▶ Rows from a dataset:
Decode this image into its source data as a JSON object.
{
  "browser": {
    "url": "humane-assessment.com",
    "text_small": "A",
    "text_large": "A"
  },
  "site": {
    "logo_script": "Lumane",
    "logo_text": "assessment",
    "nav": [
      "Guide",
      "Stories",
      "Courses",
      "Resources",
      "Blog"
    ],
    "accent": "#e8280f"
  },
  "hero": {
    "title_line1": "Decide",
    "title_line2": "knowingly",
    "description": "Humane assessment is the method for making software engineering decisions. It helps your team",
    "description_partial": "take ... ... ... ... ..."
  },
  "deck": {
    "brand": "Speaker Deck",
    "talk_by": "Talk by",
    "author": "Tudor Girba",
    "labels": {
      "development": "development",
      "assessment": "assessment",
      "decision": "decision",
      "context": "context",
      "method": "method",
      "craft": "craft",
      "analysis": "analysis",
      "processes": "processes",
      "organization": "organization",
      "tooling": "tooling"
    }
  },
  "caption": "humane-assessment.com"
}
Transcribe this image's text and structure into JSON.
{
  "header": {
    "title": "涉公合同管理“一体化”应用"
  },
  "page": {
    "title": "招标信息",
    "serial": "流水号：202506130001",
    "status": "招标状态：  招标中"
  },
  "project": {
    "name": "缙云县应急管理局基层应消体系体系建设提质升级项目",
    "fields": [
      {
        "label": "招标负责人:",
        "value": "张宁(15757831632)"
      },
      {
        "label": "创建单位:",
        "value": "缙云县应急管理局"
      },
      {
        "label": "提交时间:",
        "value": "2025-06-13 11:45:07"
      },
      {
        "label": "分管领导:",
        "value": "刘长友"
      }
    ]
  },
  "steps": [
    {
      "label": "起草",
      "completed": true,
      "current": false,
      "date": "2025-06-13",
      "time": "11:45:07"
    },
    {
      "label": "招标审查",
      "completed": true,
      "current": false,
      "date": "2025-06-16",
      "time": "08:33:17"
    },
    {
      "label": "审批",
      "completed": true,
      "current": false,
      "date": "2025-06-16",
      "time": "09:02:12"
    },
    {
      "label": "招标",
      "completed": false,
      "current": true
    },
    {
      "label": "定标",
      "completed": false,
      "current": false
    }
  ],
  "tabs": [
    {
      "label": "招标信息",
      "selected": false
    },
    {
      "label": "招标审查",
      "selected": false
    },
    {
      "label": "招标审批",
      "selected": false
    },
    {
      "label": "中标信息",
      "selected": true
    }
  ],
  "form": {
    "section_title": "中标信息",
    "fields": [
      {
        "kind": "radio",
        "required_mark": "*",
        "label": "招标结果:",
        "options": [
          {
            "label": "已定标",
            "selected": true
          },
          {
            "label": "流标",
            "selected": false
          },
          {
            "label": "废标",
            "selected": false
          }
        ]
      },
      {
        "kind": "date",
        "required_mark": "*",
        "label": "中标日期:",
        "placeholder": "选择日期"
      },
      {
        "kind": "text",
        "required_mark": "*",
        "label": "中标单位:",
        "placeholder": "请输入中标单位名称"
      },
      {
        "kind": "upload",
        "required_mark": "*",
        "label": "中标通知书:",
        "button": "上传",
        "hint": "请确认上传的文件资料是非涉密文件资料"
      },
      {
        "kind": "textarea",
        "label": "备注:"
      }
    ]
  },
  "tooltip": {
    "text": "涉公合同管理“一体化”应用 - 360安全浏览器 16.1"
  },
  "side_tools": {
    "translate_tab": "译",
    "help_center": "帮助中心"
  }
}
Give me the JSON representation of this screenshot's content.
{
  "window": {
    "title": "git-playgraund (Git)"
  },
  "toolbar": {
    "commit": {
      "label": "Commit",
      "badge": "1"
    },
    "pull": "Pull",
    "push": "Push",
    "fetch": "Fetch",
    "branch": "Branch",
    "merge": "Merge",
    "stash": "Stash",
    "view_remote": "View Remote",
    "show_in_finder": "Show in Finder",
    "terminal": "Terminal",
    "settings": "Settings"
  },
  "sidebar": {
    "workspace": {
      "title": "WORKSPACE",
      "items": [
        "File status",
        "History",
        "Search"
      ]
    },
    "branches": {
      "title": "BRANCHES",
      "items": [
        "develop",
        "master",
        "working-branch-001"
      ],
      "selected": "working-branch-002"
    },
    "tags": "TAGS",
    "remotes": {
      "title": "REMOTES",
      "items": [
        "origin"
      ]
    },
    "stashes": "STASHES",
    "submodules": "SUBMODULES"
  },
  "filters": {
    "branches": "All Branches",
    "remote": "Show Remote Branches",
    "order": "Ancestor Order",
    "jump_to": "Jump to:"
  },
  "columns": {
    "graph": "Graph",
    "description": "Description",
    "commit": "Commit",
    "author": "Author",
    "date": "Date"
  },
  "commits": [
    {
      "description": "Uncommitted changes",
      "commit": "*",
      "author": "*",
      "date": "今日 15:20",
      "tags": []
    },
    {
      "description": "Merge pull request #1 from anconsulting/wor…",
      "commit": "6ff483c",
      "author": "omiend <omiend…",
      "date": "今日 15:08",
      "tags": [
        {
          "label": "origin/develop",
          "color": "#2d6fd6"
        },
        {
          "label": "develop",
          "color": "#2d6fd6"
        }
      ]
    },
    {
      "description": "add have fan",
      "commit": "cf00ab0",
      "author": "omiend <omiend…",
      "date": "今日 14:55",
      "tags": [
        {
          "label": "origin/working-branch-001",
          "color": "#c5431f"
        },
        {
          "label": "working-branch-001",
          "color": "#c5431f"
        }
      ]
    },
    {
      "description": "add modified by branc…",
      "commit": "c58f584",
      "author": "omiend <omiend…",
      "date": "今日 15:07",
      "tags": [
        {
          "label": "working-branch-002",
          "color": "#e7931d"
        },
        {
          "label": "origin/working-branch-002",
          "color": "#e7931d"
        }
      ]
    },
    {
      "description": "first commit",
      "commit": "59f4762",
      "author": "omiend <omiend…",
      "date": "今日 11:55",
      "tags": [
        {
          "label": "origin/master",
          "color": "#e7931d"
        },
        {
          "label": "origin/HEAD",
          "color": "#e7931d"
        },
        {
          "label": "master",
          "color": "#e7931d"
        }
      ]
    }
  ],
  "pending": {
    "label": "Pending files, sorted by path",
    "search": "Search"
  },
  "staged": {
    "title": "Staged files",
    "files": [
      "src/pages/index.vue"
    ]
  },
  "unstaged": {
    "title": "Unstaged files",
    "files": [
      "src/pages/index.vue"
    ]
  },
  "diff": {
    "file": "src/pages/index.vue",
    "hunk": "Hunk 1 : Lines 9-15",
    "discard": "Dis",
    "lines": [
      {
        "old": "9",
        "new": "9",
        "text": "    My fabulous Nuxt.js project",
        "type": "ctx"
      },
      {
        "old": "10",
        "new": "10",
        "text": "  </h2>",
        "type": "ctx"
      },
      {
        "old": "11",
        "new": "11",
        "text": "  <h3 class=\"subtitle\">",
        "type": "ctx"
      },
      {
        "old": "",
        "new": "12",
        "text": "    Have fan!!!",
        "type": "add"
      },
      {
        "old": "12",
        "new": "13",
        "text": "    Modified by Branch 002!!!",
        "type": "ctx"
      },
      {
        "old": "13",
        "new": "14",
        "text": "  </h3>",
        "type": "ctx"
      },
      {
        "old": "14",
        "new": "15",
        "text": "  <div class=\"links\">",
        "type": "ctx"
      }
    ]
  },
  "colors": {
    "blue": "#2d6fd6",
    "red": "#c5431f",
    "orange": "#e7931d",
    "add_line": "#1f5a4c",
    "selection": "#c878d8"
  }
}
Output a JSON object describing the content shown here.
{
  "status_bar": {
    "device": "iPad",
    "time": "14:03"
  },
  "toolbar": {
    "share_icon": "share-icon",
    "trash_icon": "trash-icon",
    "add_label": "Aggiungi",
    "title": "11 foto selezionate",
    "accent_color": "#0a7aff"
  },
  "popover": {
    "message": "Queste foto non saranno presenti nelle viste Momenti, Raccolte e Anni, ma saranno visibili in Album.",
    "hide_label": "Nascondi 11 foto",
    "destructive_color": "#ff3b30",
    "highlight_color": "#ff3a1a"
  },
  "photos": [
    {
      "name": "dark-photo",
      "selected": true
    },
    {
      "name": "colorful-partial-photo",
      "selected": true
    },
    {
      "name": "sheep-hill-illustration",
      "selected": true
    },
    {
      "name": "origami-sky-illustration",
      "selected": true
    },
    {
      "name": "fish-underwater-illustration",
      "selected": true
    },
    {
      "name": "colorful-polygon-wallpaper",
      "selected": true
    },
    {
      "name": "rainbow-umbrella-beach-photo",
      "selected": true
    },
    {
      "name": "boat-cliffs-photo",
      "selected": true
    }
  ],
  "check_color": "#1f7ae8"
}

▶ GOAL: Search the data for "illustration" and list every line in which it occurs.

▶ FULL SOLUTION:
      "name": "sheep-hill-illustration",
      "name": "origami-sky-illustration",
      "name": "fish-underwater-illustration",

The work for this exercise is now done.